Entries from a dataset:
* * * * * * *

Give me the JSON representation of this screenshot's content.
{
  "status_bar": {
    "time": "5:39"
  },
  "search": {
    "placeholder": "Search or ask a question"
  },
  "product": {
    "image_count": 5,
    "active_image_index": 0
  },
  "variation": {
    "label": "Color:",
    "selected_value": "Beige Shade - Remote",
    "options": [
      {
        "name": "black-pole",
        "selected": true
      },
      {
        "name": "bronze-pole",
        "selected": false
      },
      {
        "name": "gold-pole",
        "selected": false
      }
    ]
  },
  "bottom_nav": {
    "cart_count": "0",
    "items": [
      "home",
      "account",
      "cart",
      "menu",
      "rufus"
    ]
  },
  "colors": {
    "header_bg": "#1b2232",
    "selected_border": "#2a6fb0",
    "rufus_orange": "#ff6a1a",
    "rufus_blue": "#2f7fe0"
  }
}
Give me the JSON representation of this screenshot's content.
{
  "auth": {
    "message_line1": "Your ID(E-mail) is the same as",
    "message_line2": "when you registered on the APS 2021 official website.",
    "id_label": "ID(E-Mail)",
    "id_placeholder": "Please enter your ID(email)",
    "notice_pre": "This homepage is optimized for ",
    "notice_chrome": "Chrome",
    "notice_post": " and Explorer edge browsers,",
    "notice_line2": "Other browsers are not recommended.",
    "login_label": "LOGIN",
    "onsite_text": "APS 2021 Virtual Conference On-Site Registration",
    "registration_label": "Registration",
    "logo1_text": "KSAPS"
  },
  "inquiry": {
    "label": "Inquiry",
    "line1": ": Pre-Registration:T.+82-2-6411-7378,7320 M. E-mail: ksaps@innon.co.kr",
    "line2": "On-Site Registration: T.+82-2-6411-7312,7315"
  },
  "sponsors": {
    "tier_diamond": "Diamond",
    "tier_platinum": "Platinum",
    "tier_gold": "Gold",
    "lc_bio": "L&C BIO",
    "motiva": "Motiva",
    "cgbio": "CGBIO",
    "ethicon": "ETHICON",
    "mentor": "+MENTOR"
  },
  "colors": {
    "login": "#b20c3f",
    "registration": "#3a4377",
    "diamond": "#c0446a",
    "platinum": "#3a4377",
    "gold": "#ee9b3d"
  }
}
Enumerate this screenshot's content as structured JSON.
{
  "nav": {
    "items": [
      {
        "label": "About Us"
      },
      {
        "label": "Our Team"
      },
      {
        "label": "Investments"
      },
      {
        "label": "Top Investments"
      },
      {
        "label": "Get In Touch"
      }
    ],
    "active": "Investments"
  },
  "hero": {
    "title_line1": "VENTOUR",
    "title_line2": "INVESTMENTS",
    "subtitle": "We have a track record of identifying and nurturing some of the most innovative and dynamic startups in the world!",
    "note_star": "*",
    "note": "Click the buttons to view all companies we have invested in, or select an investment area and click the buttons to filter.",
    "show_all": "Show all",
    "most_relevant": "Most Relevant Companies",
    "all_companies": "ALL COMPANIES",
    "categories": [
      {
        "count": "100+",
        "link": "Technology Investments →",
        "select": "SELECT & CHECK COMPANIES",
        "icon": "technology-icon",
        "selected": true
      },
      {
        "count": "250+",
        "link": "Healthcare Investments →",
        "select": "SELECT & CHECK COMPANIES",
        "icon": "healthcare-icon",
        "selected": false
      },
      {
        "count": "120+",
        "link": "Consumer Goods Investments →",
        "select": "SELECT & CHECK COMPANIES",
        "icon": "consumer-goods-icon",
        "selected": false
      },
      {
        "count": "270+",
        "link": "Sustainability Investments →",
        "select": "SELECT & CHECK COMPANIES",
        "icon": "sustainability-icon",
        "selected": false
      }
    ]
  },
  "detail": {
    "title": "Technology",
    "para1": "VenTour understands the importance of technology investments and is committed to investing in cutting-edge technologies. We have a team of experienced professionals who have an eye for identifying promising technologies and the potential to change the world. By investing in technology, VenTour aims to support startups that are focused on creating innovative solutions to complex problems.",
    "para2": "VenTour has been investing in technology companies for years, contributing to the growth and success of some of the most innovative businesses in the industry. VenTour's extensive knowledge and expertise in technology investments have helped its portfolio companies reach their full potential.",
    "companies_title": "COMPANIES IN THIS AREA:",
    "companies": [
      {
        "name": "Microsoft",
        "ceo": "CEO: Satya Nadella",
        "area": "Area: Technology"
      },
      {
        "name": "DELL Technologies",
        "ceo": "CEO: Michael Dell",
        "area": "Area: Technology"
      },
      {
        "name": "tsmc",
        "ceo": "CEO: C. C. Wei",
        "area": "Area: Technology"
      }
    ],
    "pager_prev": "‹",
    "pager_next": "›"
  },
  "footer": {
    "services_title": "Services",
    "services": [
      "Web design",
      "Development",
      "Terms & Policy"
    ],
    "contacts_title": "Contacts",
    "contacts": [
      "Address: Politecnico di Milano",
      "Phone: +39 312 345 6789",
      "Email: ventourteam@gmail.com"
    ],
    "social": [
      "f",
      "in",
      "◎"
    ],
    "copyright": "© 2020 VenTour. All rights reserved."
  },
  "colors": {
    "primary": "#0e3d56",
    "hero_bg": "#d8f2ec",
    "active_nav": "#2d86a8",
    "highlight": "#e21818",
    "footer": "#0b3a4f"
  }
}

* * * * * * *

All of the lines above need to be given again exactly.

Give me the JSON representation of this screenshot's content.
{
  "status_bar": {
    "time": "5:39"
  },
  "search": {
    "placeholder": "Search or ask a question"
  },
  "product": {
    "image_count": 5,
    "active_image_index": 0
  },
  "variation": {
    "label": "Color:",
    "selected_value": "Beige Shade - Remote",
    "options": [
      {
        "name": "black-pole",
        "selected": true
      },
      {
        "name": "bronze-pole",
        "selected": false
      },
      {
        "name": "gold-pole",
        "selected": false
      }
    ]
  },
  "bottom_nav": {
    "cart_count": "0",
    "items": [
      "home",
      "account",
      "cart",
      "menu",
      "rufus"
    ]
  },
  "colors": {
    "header_bg": "#1b2232",
    "selected_border": "#2a6fb0",
    "rufus_orange": "#ff6a1a",
    "rufus_blue": "#2f7fe0"
  }
}
Give me the JSON representation of this screenshot's content.
{
  "auth": {
    "message_line1": "Your ID(E-mail) is the same as",
    "message_line2": "when you registered on the APS 2021 official website.",
    "id_label": "ID(E-Mail)",
    "id_placeholder": "Please enter your ID(email)",
    "notice_pre": "This homepage is optimized for ",
    "notice_chrome": "Chrome",
    "notice_post": " and Explorer edge browsers,",
    "notice_line2": "Other browsers are not recommended.",
    "login_label": "LOGIN",
    "onsite_text": "APS 2021 Virtual Conference On-Site Registration",
    "registration_label": "Registration",
    "logo1_text": "KSAPS"
  },
  "inquiry": {
    "label": "Inquiry",
    "line1": ": Pre-Registration:T.+82-2-6411-7378,7320 M. E-mail: ksaps@innon.co.kr",
    "line2": "On-Site Registration: T.+82-2-6411-7312,7315"
  },
  "sponsors": {
    "tier_diamond": "Diamond",
    "tier_platinum": "Platinum",
    "tier_gold": "Gold",
    "lc_bio": "L&C BIO",
    "motiva": "Motiva",
    "cgbio": "CGBIO",
    "ethicon": "ETHICON",
    "mentor": "+MENTOR"
  },
  "colors": {
    "login": "#b20c3f",
    "registration": "#3a4377",
    "diamond": "#c0446a",
    "platinum": "#3a4377",
    "gold": "#ee9b3d"
  }
}
Enumerate this screenshot's content as structured JSON.
{
  "nav": {
    "items": [
      {
        "label": "About Us"
      },
      {
        "label": "Our Team"
      },
      {
        "label": "Investments"
      },
      {
        "label": "Top Investments"
      },
      {
        "label": "Get In Touch"
      }
    ],
    "active": "Investments"
  },
  "hero": {
    "title_line1": "VENTOUR",
    "title_line2": "INVESTMENTS",
    "subtitle": "We have a track record of identifying and nurturing some of the most innovative and dynamic startups in the world!",
    "note_star": "*",
    "note": "Click the buttons to view all companies we have invested in, or select an investment area and click the buttons to filter.",
    "show_all": "Show all",
    "most_relevant": "Most Relevant Companies",
    "all_companies": "ALL COMPANIES",
    "categories": [
      {
        "count": "100+",
        "link": "Technology Investments →",
        "select": "SELECT & CHECK COMPANIES",
        "icon": "technology-icon",
        "selected": true
      },
      {
        "count": "250+",
        "link": "Healthcare Investments →",
        "select": "SELECT & CHECK COMPANIES",
        "icon": "healthcare-icon",
        "selected": false
      },
      {
        "count": "120+",
        "link": "Consumer Goods Investments →",
        "select": "SELECT & CHECK COMPANIES",
        "icon": "consumer-goods-icon",
        "selected": false
      },
      {
        "count": "270+",
        "link": "Sustainability Investments →",
        "select": "SELECT & CHECK COMPANIES",
        "icon": "sustainability-icon",
        "selected": false
      }
    ]
  },
  "detail": {
    "title": "Technology",
    "para1": "VenTour understands the importance of technology investments and is committed to investing in cutting-edge technologies. We have a team of experienced professionals who have an eye for identifying promising technologies and the potential to change the world. By investing in technology, VenTour aims to support startups that are focused on creating innovative solutions to complex problems.",
    "para2": "VenTour has been investing in technology companies for years, contributing to the growth and success of some of the most innovative businesses in the industry. VenTour's extensive knowledge and expertise in technology investments have helped its portfolio companies reach their full potential.",
    "companies_title": "COMPANIES IN THIS AREA:",
    "companies": [
      {
        "name": "Microsoft",
        "ceo": "CEO: Satya Nadella",
        "area": "Area: Technology"
      },
      {
        "name": "DELL Technologies",
        "ceo": "CEO: Michael Dell",
        "area": "Area: Technology"
      },
      {
        "name": "tsmc",
        "ceo": "CEO: C. C. Wei",
        "area": "Area: Technology"
      }
    ],
    "pager_prev": "‹",
    "pager_next": "›"
  },
  "footer": {
    "services_title": "Services",
    "services": [
      "Web design",
      "Development",
      "Terms & Policy"
    ],
    "contacts_title": "Contacts",
    "contacts": [
      "Address: Politecnico di Milano",
      "Phone: +39 312 345 6789",
      "Email: ventourteam@gmail.com"
    ],
    "social": [
      "f",
      "in",
      "◎"
    ],
    "copyright": "© 2020 VenTour. All rights reserved."
  },
  "colors": {
    "primary": "#0e3d56",
    "hero_bg": "#d8f2ec",
    "active_nav": "#2d86a8",
    "highlight": "#e21818",
    "footer": "#0b3a4f"
  }
}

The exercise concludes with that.